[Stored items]
^^^^^^^^

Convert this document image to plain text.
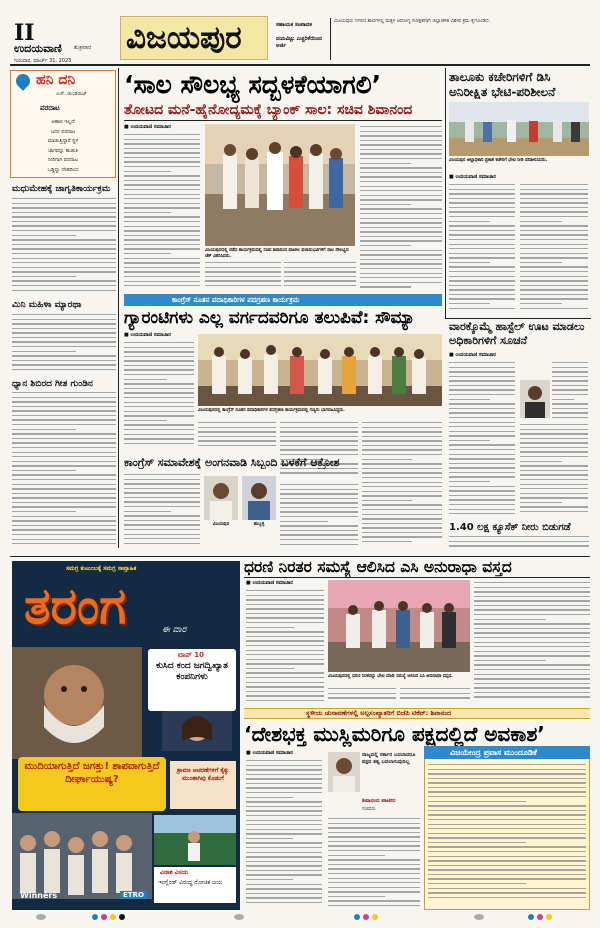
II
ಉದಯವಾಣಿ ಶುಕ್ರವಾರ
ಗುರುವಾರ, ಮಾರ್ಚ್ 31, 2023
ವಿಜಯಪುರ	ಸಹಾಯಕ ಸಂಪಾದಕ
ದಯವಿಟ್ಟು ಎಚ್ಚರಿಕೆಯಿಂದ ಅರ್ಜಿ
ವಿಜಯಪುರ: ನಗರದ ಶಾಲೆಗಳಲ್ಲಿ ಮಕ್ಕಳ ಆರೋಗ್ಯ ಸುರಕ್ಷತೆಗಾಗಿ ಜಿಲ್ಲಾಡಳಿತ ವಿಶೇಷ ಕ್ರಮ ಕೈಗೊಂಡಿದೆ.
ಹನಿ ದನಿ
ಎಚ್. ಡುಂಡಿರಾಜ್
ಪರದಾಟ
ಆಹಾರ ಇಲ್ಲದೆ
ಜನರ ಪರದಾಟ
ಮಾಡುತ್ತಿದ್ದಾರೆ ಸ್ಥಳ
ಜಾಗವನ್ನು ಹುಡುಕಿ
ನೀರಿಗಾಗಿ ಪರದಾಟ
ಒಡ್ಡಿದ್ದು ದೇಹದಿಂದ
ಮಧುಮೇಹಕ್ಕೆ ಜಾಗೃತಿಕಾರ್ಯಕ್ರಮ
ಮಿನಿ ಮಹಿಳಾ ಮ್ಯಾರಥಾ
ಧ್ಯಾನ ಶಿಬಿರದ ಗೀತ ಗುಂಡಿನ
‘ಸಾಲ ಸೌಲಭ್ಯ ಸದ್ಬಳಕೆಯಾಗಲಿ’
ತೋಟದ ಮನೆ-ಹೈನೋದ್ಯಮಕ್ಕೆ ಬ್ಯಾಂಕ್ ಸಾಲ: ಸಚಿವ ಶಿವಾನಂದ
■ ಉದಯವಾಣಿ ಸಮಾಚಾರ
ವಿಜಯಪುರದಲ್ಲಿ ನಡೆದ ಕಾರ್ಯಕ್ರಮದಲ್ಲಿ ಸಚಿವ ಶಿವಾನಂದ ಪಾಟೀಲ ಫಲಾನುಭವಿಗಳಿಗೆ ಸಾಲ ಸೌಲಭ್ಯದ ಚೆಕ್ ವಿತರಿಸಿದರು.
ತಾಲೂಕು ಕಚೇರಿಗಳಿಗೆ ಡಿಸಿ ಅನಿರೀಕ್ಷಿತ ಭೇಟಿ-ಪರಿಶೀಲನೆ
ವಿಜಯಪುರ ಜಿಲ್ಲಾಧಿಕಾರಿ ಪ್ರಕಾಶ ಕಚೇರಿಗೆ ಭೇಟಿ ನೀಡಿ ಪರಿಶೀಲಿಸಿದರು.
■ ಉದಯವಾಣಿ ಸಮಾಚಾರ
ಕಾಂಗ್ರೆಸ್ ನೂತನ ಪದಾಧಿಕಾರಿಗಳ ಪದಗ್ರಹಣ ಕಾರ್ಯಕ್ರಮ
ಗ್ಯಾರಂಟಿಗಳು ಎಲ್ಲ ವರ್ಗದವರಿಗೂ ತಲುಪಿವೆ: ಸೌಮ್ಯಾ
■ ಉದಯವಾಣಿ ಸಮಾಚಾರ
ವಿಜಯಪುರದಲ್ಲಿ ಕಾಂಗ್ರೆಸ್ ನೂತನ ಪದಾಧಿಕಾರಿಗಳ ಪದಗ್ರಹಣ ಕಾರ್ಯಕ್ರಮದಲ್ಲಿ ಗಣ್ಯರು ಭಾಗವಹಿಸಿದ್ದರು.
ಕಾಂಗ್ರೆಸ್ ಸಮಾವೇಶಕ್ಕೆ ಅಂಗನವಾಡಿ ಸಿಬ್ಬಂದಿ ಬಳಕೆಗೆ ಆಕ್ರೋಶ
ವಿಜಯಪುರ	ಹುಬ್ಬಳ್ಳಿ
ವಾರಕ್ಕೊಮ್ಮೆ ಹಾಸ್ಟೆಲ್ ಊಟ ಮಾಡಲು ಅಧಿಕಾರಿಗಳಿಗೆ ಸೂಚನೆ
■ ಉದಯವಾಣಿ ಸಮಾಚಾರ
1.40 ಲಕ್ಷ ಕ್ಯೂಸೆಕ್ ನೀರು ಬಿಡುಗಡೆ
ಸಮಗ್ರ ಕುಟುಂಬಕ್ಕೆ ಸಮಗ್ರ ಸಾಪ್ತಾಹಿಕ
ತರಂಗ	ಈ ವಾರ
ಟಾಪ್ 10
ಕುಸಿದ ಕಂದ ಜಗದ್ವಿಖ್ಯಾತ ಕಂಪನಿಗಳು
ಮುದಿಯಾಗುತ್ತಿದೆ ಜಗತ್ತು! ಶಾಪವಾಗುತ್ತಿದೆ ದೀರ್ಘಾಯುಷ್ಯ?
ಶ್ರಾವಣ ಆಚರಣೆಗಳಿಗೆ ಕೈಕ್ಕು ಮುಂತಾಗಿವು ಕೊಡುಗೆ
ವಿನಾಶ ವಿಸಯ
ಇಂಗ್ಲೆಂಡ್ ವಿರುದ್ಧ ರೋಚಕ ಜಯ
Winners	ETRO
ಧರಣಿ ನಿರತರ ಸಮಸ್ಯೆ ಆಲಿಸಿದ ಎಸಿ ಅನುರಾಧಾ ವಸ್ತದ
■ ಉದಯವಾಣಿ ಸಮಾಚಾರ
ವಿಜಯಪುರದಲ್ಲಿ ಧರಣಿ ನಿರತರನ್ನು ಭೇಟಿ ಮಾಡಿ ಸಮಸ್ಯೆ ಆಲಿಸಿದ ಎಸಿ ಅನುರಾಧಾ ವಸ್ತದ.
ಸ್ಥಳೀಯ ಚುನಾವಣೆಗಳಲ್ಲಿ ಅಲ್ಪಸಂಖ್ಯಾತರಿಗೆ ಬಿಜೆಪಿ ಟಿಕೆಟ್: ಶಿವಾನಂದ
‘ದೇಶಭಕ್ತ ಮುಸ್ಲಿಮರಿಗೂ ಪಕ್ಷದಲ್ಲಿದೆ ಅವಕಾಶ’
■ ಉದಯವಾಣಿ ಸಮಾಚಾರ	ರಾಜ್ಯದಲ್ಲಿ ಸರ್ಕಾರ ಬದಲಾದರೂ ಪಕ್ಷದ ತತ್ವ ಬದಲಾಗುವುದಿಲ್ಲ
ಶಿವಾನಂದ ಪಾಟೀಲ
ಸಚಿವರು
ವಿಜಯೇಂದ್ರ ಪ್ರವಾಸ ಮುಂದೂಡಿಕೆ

^^^^^^^^

Written request: Copy out the records above in full, exactly as written, but not the pictures.

Response below:
Convert this document image to plain text.
II
ಉದಯವಾಣಿ ಶುಕ್ರವಾರ
ಗುರುವಾರ, ಮಾರ್ಚ್ 31, 2023
ವಿಜಯಪುರ	ಸಹಾಯಕ ಸಂಪಾದಕ
ದಯವಿಟ್ಟು ಎಚ್ಚರಿಕೆಯಿಂದ ಅರ್ಜಿ
ವಿಜಯಪುರ: ನಗರದ ಶಾಲೆಗಳಲ್ಲಿ ಮಕ್ಕಳ ಆರೋಗ್ಯ ಸುರಕ್ಷತೆಗಾಗಿ ಜಿಲ್ಲಾಡಳಿತ ವಿಶೇಷ ಕ್ರಮ ಕೈಗೊಂಡಿದೆ.
ಹನಿ ದನಿ
ಎಚ್. ಡುಂಡಿರಾಜ್
ಪರದಾಟ
ಆಹಾರ ಇಲ್ಲದೆ
ಜನರ ಪರದಾಟ
ಮಾಡುತ್ತಿದ್ದಾರೆ ಸ್ಥಳ
ಜಾಗವನ್ನು ಹುಡುಕಿ
ನೀರಿಗಾಗಿ ಪರದಾಟ
ಒಡ್ಡಿದ್ದು ದೇಹದಿಂದ
ಮಧುಮೇಹಕ್ಕೆ ಜಾಗೃತಿಕಾರ್ಯಕ್ರಮ
ಮಿನಿ ಮಹಿಳಾ ಮ್ಯಾರಥಾ
ಧ್ಯಾನ ಶಿಬಿರದ ಗೀತ ಗುಂಡಿನ
‘ಸಾಲ ಸೌಲಭ್ಯ ಸದ್ಬಳಕೆಯಾಗಲಿ’
ತೋಟದ ಮನೆ-ಹೈನೋದ್ಯಮಕ್ಕೆ ಬ್ಯಾಂಕ್ ಸಾಲ: ಸಚಿವ ಶಿವಾನಂದ
■ ಉದಯವಾಣಿ ಸಮಾಚಾರ
ವಿಜಯಪುರದಲ್ಲಿ ನಡೆದ ಕಾರ್ಯಕ್ರಮದಲ್ಲಿ ಸಚಿವ ಶಿವಾನಂದ ಪಾಟೀಲ ಫಲಾನುಭವಿಗಳಿಗೆ ಸಾಲ ಸೌಲಭ್ಯದ ಚೆಕ್ ವಿತರಿಸಿದರು.
ತಾಲೂಕು ಕಚೇರಿಗಳಿಗೆ ಡಿಸಿ ಅನಿರೀಕ್ಷಿತ ಭೇಟಿ-ಪರಿಶೀಲನೆ
ವಿಜಯಪುರ ಜಿಲ್ಲಾಧಿಕಾರಿ ಪ್ರಕಾಶ ಕಚೇರಿಗೆ ಭೇಟಿ ನೀಡಿ ಪರಿಶೀಲಿಸಿದರು.
■ ಉದಯವಾಣಿ ಸಮಾಚಾರ
ಕಾಂಗ್ರೆಸ್ ನೂತನ ಪದಾಧಿಕಾರಿಗಳ ಪದಗ್ರಹಣ ಕಾರ್ಯಕ್ರಮ
ಗ್ಯಾರಂಟಿಗಳು ಎಲ್ಲ ವರ್ಗದವರಿಗೂ ತಲುಪಿವೆ: ಸೌಮ್ಯಾ
■ ಉದಯವಾಣಿ ಸಮಾಚಾರ
ವಿಜಯಪುರದಲ್ಲಿ ಕಾಂಗ್ರೆಸ್ ನೂತನ ಪದಾಧಿಕಾರಿಗಳ ಪದಗ್ರಹಣ ಕಾರ್ಯಕ್ರಮದಲ್ಲಿ ಗಣ್ಯರು ಭಾಗವಹಿಸಿದ್ದರು.
ಕಾಂಗ್ರೆಸ್ ಸಮಾವೇಶಕ್ಕೆ ಅಂಗನವಾಡಿ ಸಿಬ್ಬಂದಿ ಬಳಕೆಗೆ ಆಕ್ರೋಶ
ವಿಜಯಪುರ	ಹುಬ್ಬಳ್ಳಿ
ವಾರಕ್ಕೊಮ್ಮೆ ಹಾಸ್ಟೆಲ್ ಊಟ ಮಾಡಲು ಅಧಿಕಾರಿಗಳಿಗೆ ಸೂಚನೆ
■ ಉದಯವಾಣಿ ಸಮಾಚಾರ
1.40 ಲಕ್ಷ ಕ್ಯೂಸೆಕ್ ನೀರು ಬಿಡುಗಡೆ
ಸಮಗ್ರ ಕುಟುಂಬಕ್ಕೆ ಸಮಗ್ರ ಸಾಪ್ತಾಹಿಕ
ತರಂಗ	ಈ ವಾರ
ಟಾಪ್ 10
ಕುಸಿದ ಕಂದ ಜಗದ್ವಿಖ್ಯಾತ ಕಂಪನಿಗಳು
ಮುದಿಯಾಗುತ್ತಿದೆ ಜಗತ್ತು! ಶಾಪವಾಗುತ್ತಿದೆ ದೀರ್ಘಾಯುಷ್ಯ?
ಶ್ರಾವಣ ಆಚರಣೆಗಳಿಗೆ ಕೈಕ್ಕು ಮುಂತಾಗಿವು ಕೊಡುಗೆ
ವಿನಾಶ ವಿಸಯ
ಇಂಗ್ಲೆಂಡ್ ವಿರುದ್ಧ ರೋಚಕ ಜಯ
Winners	ETRO
ಧರಣಿ ನಿರತರ ಸಮಸ್ಯೆ ಆಲಿಸಿದ ಎಸಿ ಅನುರಾಧಾ ವಸ್ತದ
■ ಉದಯವಾಣಿ ಸಮಾಚಾರ
ವಿಜಯಪುರದಲ್ಲಿ ಧರಣಿ ನಿರತರನ್ನು ಭೇಟಿ ಮಾಡಿ ಸಮಸ್ಯೆ ಆಲಿಸಿದ ಎಸಿ ಅನುರಾಧಾ ವಸ್ತದ.
ಸ್ಥಳೀಯ ಚುನಾವಣೆಗಳಲ್ಲಿ ಅಲ್ಪಸಂಖ್ಯಾತರಿಗೆ ಬಿಜೆಪಿ ಟಿಕೆಟ್: ಶಿವಾನಂದ
‘ದೇಶಭಕ್ತ ಮುಸ್ಲಿಮರಿಗೂ ಪಕ್ಷದಲ್ಲಿದೆ ಅವಕಾಶ’
■ ಉದಯವಾಣಿ ಸಮಾಚಾರ	ರಾಜ್ಯದಲ್ಲಿ ಸರ್ಕಾರ ಬದಲಾದರೂ ಪಕ್ಷದ ತತ್ವ ಬದಲಾಗುವುದಿಲ್ಲ
ಶಿವಾನಂದ ಪಾಟೀಲ
ಸಚಿವರು
ವಿಜಯೇಂದ್ರ ಪ್ರವಾಸ ಮುಂದೂಡಿಕೆ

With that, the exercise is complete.